Return only the number of lines in the entries below that hold the word "新疆招生".

━━━━━ The data

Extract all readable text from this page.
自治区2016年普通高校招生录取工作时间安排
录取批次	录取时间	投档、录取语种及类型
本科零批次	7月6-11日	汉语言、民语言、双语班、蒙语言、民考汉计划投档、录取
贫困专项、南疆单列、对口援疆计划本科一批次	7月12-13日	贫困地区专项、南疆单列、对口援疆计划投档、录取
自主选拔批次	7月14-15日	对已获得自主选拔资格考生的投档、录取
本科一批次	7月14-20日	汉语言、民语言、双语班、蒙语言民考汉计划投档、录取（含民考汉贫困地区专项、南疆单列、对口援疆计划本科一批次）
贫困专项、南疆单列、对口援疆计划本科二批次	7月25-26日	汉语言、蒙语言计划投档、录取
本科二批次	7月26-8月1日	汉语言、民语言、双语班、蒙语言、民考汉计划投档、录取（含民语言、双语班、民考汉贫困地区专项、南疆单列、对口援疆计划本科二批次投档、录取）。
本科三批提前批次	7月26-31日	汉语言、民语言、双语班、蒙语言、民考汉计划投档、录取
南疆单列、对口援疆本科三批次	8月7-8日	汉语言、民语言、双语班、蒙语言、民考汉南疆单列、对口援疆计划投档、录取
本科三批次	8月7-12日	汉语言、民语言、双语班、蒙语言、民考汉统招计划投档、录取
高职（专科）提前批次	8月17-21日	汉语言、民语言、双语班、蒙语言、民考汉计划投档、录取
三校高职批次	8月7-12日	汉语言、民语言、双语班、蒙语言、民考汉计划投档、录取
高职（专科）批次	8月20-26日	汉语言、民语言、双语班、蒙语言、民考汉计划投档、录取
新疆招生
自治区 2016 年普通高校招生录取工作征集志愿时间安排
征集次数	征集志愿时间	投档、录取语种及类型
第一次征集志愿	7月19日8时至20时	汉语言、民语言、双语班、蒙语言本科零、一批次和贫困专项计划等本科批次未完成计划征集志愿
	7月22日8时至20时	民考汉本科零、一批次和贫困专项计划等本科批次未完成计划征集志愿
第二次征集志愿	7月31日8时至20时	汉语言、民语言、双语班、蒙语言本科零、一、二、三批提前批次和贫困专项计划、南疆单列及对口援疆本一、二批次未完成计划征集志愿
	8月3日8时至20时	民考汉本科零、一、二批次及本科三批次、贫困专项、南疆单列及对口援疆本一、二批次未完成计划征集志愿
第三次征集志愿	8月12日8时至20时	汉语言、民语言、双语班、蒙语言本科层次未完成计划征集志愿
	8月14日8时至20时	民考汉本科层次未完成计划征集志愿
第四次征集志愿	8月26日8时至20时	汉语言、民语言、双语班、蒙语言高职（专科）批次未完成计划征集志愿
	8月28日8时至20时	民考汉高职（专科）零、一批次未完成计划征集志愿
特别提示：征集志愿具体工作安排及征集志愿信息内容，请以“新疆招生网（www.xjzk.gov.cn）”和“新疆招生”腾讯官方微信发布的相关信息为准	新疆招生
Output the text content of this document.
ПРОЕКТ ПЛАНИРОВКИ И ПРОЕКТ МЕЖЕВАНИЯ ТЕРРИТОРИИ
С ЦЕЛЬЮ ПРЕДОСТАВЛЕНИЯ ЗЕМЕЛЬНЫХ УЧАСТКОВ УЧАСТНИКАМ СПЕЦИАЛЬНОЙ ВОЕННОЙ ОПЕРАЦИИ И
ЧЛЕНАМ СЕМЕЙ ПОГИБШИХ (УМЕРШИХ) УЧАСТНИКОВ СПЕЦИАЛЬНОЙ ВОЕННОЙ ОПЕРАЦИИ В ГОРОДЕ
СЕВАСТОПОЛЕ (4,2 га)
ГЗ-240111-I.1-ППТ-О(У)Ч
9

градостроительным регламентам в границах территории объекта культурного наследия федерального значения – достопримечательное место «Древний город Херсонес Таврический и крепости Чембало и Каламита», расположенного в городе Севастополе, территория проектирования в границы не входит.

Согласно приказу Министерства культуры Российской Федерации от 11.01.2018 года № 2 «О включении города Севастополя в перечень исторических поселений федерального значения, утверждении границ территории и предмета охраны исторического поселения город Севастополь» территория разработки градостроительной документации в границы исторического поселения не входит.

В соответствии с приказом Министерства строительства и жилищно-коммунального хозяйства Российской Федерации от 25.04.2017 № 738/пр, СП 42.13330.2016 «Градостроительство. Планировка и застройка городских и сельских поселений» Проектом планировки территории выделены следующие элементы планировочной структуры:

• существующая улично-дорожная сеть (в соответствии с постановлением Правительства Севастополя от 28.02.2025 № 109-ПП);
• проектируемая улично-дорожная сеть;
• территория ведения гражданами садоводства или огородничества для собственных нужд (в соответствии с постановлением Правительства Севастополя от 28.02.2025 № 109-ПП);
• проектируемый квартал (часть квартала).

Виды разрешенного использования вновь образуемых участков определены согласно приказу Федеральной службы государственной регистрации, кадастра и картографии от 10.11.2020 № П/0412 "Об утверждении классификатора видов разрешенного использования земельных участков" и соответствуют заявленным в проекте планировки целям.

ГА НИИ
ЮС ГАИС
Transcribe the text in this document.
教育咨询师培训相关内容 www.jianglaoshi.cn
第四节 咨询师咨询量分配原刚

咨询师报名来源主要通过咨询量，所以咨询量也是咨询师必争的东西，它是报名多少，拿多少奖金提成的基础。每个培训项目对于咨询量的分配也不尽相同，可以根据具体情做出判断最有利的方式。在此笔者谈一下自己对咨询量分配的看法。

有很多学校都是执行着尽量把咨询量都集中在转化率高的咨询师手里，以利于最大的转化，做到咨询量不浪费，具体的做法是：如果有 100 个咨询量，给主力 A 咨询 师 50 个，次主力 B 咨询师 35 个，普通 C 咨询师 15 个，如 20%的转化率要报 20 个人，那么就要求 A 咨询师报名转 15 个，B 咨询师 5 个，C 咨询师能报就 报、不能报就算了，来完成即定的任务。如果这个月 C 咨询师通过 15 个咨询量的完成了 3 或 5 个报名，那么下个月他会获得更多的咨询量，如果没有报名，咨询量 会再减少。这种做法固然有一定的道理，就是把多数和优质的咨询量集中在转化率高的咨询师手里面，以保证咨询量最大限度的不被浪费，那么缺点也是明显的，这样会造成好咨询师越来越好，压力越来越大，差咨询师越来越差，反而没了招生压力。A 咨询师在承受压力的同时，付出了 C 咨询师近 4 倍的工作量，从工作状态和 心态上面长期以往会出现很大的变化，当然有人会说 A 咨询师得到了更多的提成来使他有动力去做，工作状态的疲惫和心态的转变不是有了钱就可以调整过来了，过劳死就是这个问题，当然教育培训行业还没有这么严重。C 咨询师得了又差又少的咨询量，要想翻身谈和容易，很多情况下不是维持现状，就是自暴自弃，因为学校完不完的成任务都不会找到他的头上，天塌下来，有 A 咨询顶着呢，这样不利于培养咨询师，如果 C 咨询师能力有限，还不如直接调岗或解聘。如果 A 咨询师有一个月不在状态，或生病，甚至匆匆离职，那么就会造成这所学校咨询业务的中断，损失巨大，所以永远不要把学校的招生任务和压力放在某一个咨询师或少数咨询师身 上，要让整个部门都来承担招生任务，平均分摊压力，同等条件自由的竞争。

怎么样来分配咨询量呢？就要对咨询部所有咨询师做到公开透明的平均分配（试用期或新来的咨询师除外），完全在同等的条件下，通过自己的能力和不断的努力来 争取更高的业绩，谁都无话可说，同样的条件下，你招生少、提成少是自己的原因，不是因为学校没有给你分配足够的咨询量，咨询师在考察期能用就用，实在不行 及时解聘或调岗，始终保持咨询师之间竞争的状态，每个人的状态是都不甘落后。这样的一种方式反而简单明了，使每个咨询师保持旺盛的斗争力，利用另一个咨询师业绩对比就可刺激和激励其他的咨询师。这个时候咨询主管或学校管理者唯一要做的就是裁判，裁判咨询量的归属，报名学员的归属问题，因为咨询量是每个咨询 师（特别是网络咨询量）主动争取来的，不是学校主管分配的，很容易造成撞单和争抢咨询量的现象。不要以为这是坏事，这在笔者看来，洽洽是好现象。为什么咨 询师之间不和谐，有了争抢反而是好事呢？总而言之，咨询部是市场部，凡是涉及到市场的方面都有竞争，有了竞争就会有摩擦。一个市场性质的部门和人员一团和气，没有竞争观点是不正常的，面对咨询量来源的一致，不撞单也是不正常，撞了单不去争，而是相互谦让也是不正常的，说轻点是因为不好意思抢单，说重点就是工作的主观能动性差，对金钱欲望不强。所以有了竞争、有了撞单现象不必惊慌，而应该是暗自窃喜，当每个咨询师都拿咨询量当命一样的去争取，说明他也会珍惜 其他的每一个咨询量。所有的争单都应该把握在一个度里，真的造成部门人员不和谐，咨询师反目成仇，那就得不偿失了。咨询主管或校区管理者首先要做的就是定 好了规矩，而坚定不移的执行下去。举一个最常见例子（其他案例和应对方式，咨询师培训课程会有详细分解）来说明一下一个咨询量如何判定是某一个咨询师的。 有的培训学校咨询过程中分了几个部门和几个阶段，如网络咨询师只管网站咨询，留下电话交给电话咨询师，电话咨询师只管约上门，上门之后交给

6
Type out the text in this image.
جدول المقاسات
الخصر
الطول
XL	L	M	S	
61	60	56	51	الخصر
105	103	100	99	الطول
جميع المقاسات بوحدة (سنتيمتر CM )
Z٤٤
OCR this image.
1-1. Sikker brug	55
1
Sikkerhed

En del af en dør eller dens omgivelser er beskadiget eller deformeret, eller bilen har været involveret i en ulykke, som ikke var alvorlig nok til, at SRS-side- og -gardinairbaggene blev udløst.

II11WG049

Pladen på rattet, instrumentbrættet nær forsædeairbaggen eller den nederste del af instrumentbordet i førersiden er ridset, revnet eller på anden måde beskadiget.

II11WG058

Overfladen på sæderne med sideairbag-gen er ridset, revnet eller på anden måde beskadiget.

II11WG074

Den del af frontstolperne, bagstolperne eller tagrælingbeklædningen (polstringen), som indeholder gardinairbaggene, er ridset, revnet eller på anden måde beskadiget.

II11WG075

━━━━━━━━━━

** Result of the exercise **
2